● Written exercise: Look through the records below, and copy out every line that holds the string "Termos".

● Dataset extract:

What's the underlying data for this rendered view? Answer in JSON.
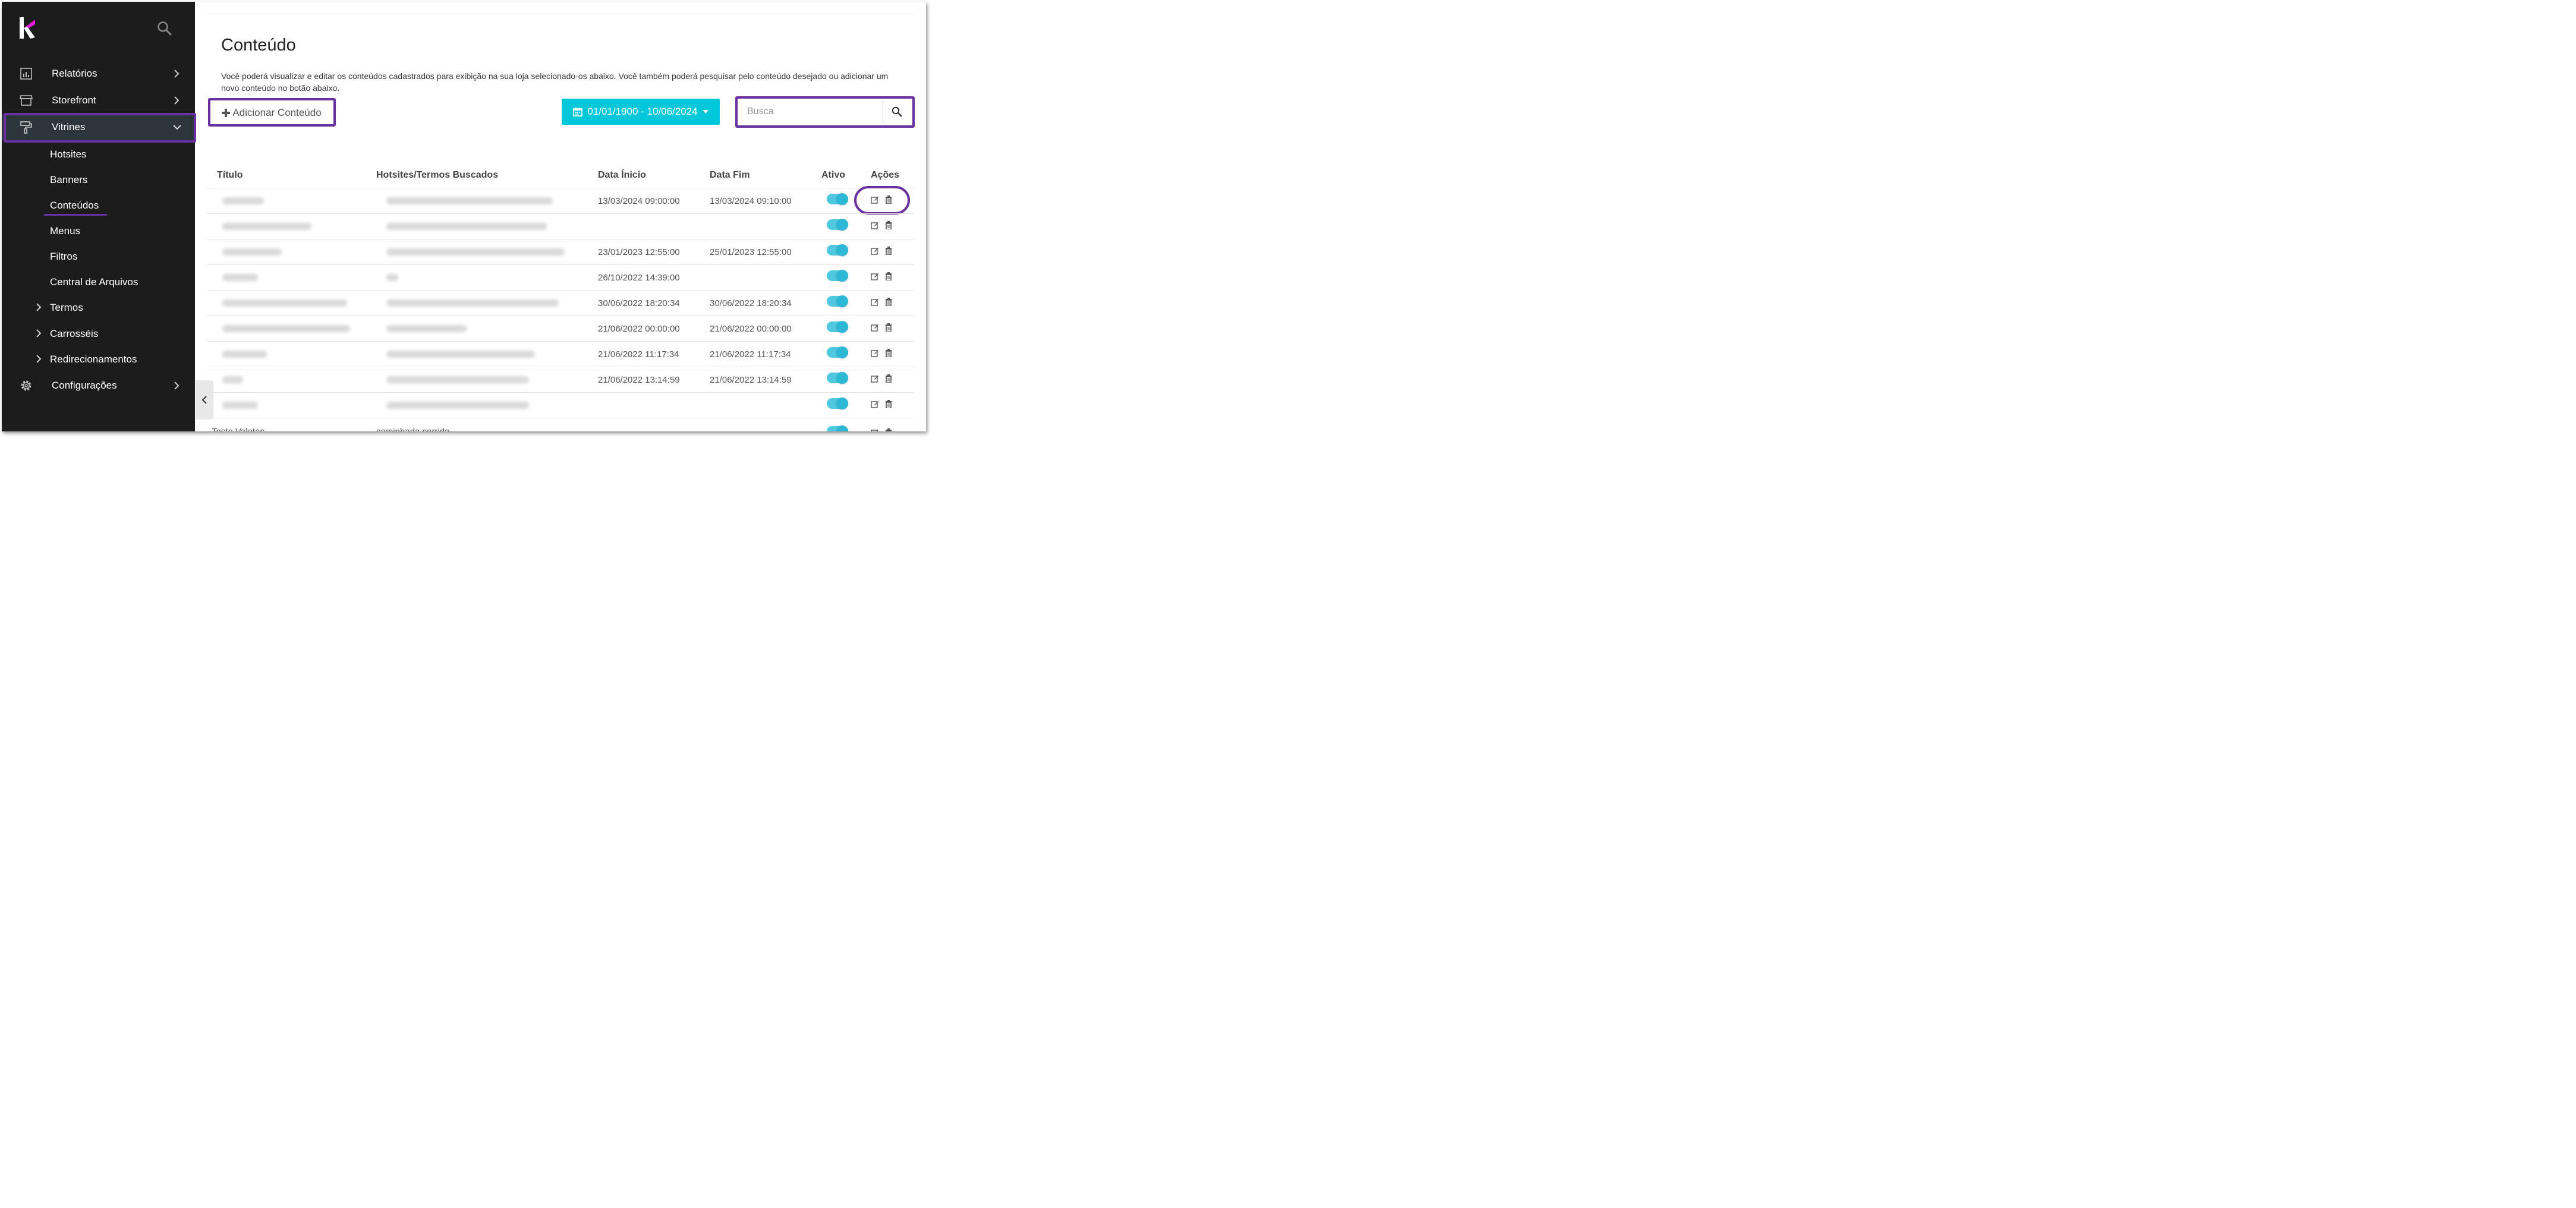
{
  "sidebar": {
    "items": [
      {
        "label": "Relatórios",
        "icon": "bar-chart-icon"
      },
      {
        "label": "Storefront",
        "icon": "storefront-icon"
      },
      {
        "label": "Vitrines",
        "icon": "paint-roller-icon"
      },
      {
        "label": "Configurações",
        "icon": "gear-icon"
      }
    ],
    "subitems": [
      "Hotsites",
      "Banners",
      "Conteúdos",
      "Menus",
      "Filtros",
      "Central de Arquivos",
      "Termos",
      "Carrosséis",
      "Redirecionamentos"
    ],
    "accent_color": "#6b2fa0"
  },
  "main": {
    "title": "Conteúdo",
    "description": "Você poderá visualizar e editar os conteúdos cadastrados para exibição na sua loja selecionado-os abaixo. Você também poderá pesquisar pelo conteúdo desejado ou adicionar um novo conteúdo no botão abaixo.",
    "add_button": "Adicionar Conteúdo",
    "date_range": "01/01/1900 - 10/06/2024",
    "search_placeholder": "Busca",
    "date_button_color": "#00c8d8"
  },
  "table": {
    "headers": {
      "titulo": "Título",
      "hotsites": "Hotsites/Termos Buscados",
      "data_inicio": "Data Ínicio",
      "data_fim": "Data Fim",
      "ativo": "Ativo",
      "acoes": "Ações"
    },
    "rows": [
      {
        "inicio": "13/03/2024 09:00:00",
        "fim": "13/03/2024 09:10:00",
        "ativo": true
      },
      {
        "inicio": "",
        "fim": "",
        "ativo": true
      },
      {
        "inicio": "23/01/2023 12:55:00",
        "fim": "25/01/2023 12:55:00",
        "ativo": true
      },
      {
        "inicio": "26/10/2022 14:39:00",
        "fim": "",
        "ativo": true
      },
      {
        "inicio": "30/06/2022 18:20:34",
        "fim": "30/06/2022 18:20:34",
        "ativo": true
      },
      {
        "inicio": "21/06/2022 00:00:00",
        "fim": "21/06/2022 00:00:00",
        "ativo": true
      },
      {
        "inicio": "21/06/2022 11:17:34",
        "fim": "21/06/2022 11:17:34",
        "ativo": true
      },
      {
        "inicio": "21/06/2022 13:14:59",
        "fim": "21/06/2022 13:14:59",
        "ativo": true
      },
      {
        "inicio": "",
        "fim": "",
        "ativo": true
      }
    ],
    "partial_row": {
      "titulo": "Teste Valetas",
      "hotsites": "caminhada corrida"
    }
  }
}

● Written solution:
      "Termos",
      "hotsites": "Hotsites/Termos Buscados",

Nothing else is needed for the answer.